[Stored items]
************

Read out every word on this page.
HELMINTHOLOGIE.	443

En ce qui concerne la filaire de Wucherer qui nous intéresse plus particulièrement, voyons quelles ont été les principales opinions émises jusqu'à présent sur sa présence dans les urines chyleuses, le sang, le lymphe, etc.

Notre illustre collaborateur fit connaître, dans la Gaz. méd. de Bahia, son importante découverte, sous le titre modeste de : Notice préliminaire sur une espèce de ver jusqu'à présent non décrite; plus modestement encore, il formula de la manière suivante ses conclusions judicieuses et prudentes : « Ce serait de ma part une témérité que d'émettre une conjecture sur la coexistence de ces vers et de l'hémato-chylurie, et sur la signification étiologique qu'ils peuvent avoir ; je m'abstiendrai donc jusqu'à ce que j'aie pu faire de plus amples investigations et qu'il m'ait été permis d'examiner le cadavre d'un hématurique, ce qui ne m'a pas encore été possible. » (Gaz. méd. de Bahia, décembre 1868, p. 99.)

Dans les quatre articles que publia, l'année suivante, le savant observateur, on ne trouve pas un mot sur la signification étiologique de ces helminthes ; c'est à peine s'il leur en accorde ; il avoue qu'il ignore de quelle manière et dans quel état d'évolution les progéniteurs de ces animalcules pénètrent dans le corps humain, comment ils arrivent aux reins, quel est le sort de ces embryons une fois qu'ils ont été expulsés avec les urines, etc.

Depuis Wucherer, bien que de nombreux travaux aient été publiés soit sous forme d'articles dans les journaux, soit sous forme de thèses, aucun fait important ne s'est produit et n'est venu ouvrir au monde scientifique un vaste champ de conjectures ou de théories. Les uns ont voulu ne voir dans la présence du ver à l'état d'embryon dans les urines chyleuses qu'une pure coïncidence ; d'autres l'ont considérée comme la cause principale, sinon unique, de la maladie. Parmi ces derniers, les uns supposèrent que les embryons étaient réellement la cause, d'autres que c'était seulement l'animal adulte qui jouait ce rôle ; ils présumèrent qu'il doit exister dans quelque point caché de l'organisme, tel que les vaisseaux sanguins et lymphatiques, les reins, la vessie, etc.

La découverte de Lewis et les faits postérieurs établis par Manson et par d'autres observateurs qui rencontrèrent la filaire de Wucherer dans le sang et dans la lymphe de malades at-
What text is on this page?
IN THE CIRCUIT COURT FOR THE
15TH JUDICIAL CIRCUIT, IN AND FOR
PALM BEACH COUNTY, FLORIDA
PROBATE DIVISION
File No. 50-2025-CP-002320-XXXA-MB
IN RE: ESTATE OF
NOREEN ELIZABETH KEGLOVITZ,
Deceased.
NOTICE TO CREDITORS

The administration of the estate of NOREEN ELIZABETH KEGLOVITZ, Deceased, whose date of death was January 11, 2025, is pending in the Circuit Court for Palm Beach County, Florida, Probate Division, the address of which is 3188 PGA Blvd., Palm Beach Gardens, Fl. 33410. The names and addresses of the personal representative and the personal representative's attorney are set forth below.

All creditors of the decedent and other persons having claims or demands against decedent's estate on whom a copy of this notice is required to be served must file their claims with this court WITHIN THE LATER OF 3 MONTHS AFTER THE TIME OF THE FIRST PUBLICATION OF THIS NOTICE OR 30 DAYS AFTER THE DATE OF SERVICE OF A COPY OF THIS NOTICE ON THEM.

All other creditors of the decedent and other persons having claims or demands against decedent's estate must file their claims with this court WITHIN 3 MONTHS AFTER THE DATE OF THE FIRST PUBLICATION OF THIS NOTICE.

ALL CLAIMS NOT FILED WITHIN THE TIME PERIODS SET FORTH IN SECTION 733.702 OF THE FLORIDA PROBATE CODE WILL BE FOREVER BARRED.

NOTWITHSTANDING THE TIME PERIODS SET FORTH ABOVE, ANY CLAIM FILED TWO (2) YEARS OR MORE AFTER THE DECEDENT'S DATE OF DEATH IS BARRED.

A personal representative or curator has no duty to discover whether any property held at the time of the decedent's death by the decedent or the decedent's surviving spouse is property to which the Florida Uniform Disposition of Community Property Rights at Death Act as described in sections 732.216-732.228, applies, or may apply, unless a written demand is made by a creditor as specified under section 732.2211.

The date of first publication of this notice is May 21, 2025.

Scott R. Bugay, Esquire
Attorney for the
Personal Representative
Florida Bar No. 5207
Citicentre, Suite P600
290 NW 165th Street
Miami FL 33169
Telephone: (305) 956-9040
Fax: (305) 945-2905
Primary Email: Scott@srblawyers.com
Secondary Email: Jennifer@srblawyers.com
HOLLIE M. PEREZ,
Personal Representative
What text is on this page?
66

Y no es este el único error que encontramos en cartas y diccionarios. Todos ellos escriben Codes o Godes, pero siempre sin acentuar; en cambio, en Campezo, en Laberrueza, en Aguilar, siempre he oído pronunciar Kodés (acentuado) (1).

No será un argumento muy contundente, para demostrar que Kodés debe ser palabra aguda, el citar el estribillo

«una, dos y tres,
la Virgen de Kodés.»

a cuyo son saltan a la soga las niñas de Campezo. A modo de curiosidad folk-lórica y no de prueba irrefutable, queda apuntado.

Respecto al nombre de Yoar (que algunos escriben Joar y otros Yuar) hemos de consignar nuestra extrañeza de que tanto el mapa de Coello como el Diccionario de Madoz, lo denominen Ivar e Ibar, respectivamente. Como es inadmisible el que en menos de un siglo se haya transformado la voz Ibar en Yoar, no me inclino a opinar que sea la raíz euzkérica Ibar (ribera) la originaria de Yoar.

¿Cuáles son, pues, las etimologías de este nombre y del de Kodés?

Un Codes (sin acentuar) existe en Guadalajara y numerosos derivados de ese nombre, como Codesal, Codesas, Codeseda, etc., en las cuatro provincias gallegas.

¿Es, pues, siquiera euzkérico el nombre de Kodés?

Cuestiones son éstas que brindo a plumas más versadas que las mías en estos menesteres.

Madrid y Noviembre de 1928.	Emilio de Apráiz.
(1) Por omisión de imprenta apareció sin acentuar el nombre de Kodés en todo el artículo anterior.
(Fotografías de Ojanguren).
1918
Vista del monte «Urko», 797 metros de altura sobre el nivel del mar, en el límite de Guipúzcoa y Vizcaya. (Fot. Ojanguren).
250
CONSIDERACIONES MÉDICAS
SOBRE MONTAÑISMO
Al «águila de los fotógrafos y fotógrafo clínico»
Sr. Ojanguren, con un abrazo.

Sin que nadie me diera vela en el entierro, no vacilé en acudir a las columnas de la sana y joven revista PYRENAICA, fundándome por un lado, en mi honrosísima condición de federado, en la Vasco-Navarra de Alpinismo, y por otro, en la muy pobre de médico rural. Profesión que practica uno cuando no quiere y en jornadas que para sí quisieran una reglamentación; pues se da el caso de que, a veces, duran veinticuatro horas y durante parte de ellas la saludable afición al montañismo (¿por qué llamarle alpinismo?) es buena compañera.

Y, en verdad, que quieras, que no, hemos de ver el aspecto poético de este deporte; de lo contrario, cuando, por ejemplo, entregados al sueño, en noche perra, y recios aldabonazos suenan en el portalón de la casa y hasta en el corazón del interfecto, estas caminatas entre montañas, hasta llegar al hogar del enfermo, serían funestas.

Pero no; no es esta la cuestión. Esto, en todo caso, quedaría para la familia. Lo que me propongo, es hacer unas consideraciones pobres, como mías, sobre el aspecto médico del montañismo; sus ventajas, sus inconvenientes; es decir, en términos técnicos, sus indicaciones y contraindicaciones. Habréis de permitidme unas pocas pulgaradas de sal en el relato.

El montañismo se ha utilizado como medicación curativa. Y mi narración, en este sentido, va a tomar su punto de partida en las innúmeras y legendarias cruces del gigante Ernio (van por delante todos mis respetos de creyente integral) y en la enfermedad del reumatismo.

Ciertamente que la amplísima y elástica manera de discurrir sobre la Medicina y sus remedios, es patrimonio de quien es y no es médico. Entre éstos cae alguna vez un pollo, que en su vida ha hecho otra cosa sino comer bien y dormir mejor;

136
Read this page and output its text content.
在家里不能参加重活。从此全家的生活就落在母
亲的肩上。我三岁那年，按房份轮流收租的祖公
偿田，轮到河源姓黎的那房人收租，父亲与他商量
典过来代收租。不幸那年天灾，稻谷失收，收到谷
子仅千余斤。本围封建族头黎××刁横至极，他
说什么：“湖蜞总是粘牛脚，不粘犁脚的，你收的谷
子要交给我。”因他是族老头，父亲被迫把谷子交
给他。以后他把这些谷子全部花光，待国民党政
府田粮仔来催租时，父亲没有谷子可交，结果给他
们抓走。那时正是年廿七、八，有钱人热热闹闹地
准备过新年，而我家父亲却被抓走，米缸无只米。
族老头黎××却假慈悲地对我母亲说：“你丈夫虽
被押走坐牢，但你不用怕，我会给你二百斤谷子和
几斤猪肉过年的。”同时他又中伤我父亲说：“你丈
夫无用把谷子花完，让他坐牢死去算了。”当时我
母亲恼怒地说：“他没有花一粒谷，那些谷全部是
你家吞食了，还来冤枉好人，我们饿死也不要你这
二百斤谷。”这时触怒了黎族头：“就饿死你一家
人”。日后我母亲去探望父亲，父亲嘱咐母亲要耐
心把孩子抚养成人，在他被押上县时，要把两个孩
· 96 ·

************

» SET TASK
The line containing "Read this page and output its text content." and every line after it, through the end of the records, should be repeated exactly and alone.

» EXERCISE SOLUTION
Read this page and output its text content.
在家里不能参加重活。从此全家的生活就落在母
亲的肩上。我三岁那年，按房份轮流收租的祖公
偿田，轮到河源姓黎的那房人收租，父亲与他商量
典过来代收租。不幸那年天灾，稻谷失收，收到谷
子仅千余斤。本围封建族头黎××刁横至极，他
说什么：“湖蜞总是粘牛脚，不粘犁脚的，你收的谷
子要交给我。”因他是族老头，父亲被迫把谷子交
给他。以后他把这些谷子全部花光，待国民党政
府田粮仔来催租时，父亲没有谷子可交，结果给他
们抓走。那时正是年廿七、八，有钱人热热闹闹地
准备过新年，而我家父亲却被抓走，米缸无只米。
族老头黎××却假慈悲地对我母亲说：“你丈夫虽
被押走坐牢，但你不用怕，我会给你二百斤谷子和
几斤猪肉过年的。”同时他又中伤我父亲说：“你丈
夫无用把谷子花完，让他坐牢死去算了。”当时我
母亲恼怒地说：“他没有花一粒谷，那些谷全部是
你家吞食了，还来冤枉好人，我们饿死也不要你这
二百斤谷。”这时触怒了黎族头：“就饿死你一家
人”。日后我母亲去探望父亲，父亲嘱咐母亲要耐
心把孩子抚养成人，在他被押上县时，要把两个孩
· 96 ·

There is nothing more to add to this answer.